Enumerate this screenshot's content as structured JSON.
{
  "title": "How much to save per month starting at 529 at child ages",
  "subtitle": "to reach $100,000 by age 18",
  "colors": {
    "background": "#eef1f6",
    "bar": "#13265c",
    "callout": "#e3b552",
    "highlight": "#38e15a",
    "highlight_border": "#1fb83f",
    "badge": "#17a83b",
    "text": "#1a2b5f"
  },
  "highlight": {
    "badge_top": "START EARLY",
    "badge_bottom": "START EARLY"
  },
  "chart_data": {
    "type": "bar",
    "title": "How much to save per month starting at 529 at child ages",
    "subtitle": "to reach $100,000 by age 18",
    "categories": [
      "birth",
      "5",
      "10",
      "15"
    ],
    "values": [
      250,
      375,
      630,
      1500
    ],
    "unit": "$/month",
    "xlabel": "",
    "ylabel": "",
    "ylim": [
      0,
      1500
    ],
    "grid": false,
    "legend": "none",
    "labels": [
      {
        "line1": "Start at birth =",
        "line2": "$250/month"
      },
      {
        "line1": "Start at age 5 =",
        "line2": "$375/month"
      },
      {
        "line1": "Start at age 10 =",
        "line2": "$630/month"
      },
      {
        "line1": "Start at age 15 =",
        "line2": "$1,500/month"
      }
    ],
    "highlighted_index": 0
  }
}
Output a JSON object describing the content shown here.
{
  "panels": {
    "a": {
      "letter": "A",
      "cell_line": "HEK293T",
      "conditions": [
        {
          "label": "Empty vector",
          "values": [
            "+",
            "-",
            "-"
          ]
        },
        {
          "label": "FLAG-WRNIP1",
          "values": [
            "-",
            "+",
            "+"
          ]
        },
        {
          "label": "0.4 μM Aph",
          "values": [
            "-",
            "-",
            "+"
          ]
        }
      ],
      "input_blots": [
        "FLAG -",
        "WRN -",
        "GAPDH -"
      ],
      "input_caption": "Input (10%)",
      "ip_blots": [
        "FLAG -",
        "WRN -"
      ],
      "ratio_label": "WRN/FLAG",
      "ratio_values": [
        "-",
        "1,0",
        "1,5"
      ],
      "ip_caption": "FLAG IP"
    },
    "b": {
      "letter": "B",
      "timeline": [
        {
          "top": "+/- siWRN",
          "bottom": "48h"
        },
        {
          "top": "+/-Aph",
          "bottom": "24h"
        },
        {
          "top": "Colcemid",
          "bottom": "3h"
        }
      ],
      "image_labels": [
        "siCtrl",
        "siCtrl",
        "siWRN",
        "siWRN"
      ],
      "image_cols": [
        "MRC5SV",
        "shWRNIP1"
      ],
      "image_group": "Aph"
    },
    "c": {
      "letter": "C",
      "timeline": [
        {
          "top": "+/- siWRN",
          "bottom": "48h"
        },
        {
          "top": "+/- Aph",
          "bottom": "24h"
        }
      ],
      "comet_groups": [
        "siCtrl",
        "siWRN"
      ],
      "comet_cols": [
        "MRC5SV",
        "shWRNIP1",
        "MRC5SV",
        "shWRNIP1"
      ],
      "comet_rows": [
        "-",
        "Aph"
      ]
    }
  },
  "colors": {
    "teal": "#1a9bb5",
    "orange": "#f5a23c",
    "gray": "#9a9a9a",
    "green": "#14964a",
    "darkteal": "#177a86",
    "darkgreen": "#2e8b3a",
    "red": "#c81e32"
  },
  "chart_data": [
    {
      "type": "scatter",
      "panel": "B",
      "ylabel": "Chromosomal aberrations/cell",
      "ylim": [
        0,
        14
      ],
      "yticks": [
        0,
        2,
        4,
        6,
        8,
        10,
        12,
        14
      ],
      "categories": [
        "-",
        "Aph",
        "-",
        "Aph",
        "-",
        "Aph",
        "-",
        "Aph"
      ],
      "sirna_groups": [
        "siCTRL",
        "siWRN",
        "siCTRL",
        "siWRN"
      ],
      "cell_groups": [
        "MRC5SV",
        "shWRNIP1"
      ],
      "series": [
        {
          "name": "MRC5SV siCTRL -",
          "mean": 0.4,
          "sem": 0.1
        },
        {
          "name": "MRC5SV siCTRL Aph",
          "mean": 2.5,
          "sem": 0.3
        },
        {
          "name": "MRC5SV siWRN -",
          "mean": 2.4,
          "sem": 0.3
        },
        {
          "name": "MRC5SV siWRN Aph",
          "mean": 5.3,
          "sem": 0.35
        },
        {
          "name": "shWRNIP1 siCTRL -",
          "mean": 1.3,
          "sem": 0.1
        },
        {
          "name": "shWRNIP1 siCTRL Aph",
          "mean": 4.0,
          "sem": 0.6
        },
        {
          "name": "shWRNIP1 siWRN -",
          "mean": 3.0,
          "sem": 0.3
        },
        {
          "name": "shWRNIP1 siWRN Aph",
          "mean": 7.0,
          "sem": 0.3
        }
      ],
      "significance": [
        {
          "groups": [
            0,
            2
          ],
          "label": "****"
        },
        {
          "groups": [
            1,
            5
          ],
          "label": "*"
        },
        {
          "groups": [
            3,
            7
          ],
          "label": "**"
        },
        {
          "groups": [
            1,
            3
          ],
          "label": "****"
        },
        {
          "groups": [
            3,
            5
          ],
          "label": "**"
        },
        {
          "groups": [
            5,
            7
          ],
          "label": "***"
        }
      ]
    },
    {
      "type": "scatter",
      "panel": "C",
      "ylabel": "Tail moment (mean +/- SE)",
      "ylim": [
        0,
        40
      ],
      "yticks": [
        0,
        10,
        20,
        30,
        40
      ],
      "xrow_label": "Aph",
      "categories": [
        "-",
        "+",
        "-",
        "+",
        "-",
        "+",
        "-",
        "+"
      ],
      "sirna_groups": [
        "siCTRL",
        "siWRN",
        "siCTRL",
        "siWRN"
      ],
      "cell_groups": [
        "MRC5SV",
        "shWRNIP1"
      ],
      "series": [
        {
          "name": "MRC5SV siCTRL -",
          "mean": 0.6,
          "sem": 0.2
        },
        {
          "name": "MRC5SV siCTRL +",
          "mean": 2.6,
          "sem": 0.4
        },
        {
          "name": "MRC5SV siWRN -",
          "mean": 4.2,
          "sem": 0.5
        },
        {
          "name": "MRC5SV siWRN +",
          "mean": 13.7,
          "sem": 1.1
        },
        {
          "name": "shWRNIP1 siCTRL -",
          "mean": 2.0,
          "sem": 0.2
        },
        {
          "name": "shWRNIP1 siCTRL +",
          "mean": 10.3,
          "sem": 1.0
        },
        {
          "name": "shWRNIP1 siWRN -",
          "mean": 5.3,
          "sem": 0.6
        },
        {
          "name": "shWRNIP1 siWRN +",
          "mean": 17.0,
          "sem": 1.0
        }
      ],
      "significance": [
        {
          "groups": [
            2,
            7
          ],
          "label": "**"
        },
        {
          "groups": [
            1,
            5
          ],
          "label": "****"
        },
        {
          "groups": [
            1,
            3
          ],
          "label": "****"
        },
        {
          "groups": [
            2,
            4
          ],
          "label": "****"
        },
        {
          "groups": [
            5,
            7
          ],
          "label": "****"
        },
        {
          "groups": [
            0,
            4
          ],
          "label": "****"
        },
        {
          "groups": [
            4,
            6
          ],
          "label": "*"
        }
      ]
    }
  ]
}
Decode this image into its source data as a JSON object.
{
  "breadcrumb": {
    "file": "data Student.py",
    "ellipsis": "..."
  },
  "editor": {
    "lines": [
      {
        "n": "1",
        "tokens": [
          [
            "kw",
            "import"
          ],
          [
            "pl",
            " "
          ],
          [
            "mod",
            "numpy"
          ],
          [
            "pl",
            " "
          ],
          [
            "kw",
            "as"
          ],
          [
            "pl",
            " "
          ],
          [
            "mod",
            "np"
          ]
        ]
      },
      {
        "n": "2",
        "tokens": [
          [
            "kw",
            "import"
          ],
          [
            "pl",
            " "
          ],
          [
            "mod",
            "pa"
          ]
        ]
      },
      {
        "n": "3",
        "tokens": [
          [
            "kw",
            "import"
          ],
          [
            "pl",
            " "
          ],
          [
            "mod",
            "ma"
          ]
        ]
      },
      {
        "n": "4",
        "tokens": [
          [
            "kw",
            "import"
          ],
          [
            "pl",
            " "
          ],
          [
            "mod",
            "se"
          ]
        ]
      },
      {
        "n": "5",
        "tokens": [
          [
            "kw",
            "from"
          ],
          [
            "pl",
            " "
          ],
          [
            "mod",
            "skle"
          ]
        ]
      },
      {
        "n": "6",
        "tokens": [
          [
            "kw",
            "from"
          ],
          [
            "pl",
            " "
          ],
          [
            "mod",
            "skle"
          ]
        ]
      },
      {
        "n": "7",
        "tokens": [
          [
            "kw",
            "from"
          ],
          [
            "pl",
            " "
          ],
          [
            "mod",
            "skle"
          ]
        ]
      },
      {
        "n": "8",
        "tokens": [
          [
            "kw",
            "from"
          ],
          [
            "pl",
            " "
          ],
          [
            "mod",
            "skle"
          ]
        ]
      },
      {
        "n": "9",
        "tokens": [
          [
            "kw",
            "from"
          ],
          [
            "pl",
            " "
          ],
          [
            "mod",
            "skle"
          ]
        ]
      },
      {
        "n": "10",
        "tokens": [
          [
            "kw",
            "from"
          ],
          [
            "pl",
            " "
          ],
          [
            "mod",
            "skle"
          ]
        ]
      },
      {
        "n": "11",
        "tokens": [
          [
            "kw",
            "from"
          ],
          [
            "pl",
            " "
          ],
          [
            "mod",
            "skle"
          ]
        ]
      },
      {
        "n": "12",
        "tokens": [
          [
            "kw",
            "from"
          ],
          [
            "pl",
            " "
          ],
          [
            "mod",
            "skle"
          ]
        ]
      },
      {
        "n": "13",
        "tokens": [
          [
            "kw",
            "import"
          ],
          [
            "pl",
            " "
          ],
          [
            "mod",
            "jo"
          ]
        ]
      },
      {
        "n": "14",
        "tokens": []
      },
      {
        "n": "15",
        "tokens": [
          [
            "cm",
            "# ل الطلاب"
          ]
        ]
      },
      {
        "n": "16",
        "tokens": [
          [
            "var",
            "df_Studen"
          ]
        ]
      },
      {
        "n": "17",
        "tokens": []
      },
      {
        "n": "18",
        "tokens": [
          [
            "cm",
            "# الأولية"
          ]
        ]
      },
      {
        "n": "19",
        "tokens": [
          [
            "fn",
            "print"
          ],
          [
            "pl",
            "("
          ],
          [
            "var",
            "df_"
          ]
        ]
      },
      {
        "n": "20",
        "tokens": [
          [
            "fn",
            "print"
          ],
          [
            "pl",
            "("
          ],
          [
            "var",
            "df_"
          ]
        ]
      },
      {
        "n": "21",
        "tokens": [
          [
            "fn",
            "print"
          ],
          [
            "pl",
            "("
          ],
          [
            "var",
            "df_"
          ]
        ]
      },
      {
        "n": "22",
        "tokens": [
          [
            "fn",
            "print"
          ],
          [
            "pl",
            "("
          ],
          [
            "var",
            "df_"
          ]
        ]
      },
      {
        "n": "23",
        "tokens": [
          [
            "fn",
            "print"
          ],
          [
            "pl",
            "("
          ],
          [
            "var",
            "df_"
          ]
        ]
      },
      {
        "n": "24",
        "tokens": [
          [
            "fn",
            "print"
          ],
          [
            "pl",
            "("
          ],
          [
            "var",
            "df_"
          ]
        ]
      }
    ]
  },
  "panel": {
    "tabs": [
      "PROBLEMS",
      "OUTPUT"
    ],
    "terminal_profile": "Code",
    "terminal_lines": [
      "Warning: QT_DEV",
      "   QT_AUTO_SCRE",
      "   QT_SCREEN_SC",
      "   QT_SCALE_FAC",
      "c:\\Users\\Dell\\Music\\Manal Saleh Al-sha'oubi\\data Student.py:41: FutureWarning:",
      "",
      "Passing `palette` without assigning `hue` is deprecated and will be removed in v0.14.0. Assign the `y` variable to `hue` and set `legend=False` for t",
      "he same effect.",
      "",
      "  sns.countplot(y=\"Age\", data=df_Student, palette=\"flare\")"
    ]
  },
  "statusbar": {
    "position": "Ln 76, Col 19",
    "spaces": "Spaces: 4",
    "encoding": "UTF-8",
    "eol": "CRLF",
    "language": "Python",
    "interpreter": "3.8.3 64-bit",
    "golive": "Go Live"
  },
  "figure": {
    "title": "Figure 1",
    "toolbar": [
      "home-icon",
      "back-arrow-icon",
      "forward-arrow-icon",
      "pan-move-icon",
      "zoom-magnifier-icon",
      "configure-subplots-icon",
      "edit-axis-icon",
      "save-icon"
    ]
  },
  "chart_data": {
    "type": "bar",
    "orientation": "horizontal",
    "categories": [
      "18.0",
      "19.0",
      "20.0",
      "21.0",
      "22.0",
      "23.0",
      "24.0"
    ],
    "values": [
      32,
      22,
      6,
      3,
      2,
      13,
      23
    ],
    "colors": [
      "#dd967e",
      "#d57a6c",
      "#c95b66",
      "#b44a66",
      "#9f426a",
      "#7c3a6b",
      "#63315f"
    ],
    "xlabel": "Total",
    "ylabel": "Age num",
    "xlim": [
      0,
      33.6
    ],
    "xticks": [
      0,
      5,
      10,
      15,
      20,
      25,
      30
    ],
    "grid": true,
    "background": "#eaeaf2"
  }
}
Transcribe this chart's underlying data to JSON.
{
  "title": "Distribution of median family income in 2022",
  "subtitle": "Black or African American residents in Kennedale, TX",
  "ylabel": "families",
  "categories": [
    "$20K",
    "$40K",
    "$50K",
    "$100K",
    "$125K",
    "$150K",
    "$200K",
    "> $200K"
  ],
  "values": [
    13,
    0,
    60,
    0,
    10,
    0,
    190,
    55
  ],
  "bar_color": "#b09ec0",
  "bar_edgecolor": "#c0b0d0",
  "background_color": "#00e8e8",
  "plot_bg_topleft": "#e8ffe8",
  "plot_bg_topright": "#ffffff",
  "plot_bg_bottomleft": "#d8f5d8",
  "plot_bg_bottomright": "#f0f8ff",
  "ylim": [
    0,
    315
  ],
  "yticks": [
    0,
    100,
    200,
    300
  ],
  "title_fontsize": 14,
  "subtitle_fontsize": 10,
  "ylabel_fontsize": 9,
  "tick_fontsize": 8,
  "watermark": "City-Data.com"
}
---*---
# REQUEST:
Above are the records; copy every line in them that holds the word "much".

# EXERCISE SOLUTION:
  "title": "How much to save per month starting at 529 at child ages",
    "title": "How much to save per month starting at 529 at child ages",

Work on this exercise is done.